Layout coordinate data =>
******
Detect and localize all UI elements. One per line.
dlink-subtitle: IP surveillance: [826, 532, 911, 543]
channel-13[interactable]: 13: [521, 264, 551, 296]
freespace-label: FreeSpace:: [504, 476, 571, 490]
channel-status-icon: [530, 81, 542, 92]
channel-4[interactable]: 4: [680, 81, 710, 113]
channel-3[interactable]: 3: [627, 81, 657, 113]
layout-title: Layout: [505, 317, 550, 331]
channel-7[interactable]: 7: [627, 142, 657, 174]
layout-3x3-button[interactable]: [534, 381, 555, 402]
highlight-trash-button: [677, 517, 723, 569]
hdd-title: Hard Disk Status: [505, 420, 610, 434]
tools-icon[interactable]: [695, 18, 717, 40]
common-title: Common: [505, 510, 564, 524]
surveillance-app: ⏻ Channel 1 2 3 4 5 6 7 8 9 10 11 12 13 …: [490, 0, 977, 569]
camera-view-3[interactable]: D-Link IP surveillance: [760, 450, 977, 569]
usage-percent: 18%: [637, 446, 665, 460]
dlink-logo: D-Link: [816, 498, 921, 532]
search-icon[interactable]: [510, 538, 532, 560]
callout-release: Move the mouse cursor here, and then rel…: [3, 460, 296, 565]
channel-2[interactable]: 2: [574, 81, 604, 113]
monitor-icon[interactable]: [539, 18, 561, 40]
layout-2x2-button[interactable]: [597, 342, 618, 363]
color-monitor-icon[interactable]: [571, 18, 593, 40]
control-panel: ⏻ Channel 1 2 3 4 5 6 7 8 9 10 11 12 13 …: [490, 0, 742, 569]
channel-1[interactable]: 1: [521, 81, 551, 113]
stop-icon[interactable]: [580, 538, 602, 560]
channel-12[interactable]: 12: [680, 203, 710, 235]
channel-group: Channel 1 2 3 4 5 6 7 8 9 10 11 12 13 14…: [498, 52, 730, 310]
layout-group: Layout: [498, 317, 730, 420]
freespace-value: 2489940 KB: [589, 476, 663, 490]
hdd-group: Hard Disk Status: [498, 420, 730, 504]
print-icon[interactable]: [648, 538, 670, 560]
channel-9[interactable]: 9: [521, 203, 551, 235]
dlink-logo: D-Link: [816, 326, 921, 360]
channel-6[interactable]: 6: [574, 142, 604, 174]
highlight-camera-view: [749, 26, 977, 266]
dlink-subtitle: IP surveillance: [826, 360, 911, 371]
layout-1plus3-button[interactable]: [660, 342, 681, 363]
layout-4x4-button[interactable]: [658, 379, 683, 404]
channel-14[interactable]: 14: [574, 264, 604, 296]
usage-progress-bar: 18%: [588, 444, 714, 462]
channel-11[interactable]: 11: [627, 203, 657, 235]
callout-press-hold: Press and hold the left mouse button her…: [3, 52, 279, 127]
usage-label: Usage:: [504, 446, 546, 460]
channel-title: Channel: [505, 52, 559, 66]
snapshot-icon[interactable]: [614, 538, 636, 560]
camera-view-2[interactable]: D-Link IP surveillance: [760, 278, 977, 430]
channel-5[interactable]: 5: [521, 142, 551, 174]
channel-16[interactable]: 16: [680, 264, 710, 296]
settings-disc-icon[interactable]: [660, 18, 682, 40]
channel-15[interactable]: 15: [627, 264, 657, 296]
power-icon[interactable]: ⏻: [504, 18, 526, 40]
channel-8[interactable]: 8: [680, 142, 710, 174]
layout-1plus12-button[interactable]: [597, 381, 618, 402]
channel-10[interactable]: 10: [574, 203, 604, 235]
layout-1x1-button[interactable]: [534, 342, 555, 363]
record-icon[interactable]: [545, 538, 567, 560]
******
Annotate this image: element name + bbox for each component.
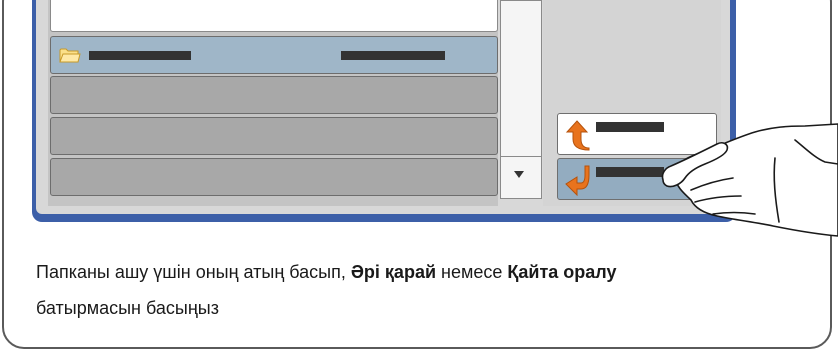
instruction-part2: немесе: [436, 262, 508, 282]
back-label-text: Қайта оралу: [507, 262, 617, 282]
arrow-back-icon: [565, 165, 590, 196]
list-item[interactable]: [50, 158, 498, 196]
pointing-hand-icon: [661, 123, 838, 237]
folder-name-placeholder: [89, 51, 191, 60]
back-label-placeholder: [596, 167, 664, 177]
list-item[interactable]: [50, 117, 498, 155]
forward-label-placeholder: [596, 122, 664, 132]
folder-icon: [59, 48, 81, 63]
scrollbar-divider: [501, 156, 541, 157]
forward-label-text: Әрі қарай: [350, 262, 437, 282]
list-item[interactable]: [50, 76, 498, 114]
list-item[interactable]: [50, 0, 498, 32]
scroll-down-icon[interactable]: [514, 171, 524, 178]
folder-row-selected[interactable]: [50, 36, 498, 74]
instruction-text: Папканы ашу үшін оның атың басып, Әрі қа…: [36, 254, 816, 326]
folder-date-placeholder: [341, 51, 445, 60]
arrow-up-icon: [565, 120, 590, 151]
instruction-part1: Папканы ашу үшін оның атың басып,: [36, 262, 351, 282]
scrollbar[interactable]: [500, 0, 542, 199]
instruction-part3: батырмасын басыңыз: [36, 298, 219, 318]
******
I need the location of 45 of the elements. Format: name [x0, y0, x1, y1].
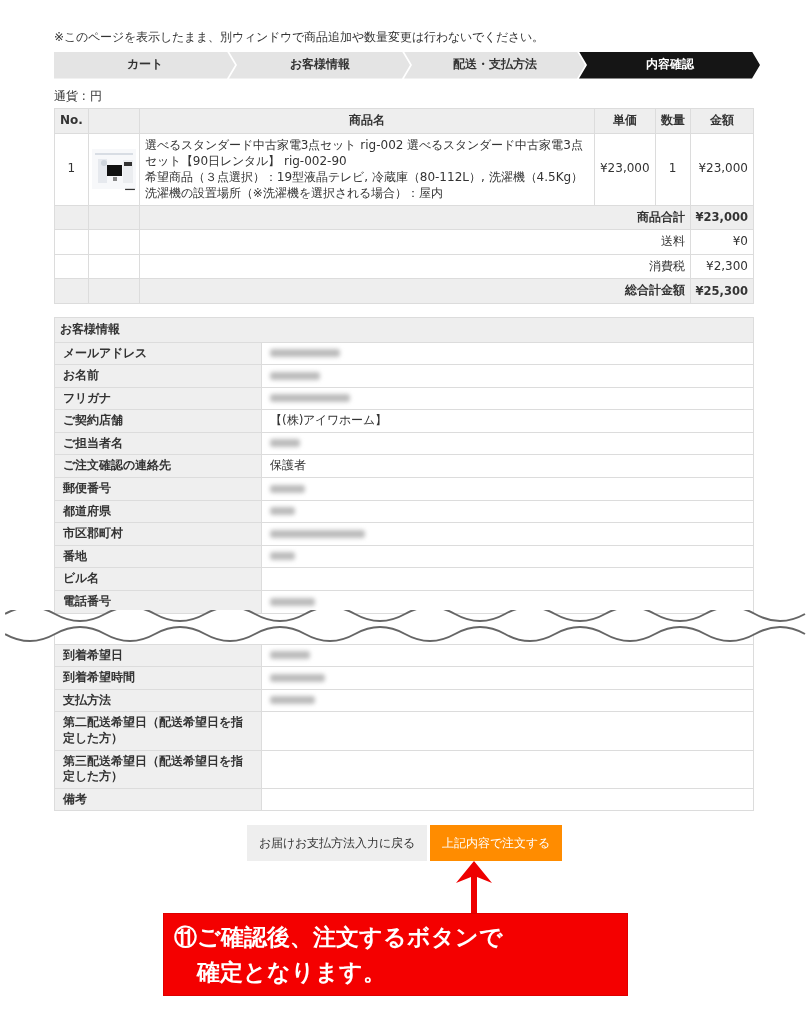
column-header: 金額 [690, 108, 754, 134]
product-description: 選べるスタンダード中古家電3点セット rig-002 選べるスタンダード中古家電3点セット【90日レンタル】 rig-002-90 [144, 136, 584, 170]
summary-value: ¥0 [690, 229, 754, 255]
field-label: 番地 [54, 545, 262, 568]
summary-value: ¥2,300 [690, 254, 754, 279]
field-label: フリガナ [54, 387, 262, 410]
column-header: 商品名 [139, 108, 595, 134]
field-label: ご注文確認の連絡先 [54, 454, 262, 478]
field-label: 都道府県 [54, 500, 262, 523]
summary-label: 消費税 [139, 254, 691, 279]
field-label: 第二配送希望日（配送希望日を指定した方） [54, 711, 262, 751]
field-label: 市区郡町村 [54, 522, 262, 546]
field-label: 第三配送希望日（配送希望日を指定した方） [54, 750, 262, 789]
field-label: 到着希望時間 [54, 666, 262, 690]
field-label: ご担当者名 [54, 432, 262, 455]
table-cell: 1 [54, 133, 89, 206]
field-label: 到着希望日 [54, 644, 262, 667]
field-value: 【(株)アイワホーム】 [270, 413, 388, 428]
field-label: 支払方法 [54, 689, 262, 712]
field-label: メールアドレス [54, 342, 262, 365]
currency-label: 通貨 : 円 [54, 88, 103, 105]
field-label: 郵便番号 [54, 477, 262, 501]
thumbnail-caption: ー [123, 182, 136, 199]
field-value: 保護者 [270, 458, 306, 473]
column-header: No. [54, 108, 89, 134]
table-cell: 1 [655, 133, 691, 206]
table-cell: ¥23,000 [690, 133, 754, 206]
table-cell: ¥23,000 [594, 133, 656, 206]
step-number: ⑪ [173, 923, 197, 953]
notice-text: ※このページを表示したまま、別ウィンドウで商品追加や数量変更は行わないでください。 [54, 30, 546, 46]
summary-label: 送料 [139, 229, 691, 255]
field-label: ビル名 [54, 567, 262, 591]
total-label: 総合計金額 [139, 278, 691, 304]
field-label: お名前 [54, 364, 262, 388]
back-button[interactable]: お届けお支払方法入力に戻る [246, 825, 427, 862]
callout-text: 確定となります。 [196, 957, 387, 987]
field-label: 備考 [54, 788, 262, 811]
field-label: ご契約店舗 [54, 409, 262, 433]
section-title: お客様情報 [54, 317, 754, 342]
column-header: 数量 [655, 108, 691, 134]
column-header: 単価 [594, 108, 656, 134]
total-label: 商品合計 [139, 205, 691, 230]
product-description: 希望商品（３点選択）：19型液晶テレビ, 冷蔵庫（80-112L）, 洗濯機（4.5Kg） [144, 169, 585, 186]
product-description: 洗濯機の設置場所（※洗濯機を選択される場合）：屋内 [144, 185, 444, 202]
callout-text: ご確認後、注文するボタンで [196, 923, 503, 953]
******
Request =>
Output the items starting with the line that contains "instruction-part2: немесе: [436, 262, 508, 282]" and going on through the line that contains "instruction-part3: батырмасын басыңыз: [36, 298, 219, 318]", repeating each line exactly.

Solution to the exercise =>
instruction-part2: немесе: [436, 262, 508, 282]
back-label-text: Қайта оралу: [507, 262, 617, 282]
arrow-back-icon: [565, 165, 590, 196]
list-item[interactable]: [50, 158, 498, 196]
pointing-hand-icon: [661, 123, 838, 237]
folder-name-placeholder: [89, 51, 191, 60]
back-label-placeholder: [596, 167, 664, 177]
list-item[interactable]: [50, 117, 498, 155]
forward-label-placeholder: [596, 122, 664, 132]
folder-icon: [59, 48, 81, 63]
scrollbar-divider: [501, 156, 541, 157]
forward-label-text: Әрі қарай: [350, 262, 437, 282]
list-item[interactable]: [50, 76, 498, 114]
list-item[interactable]: [50, 0, 498, 32]
scroll-down-icon[interactable]: [514, 171, 524, 178]
folder-row-selected[interactable]: [50, 36, 498, 74]
instruction-text: Папканы ашу үшін оның атың басып, Әрі қа…: [36, 254, 816, 326]
folder-date-placeholder: [341, 51, 445, 60]
arrow-up-icon: [565, 120, 590, 151]
instruction-part1: Папканы ашу үшін оның атың басып,: [36, 262, 351, 282]
scrollbar[interactable]: [500, 0, 542, 199]
instruction-part3: батырмасын басыңыз: [36, 298, 219, 318]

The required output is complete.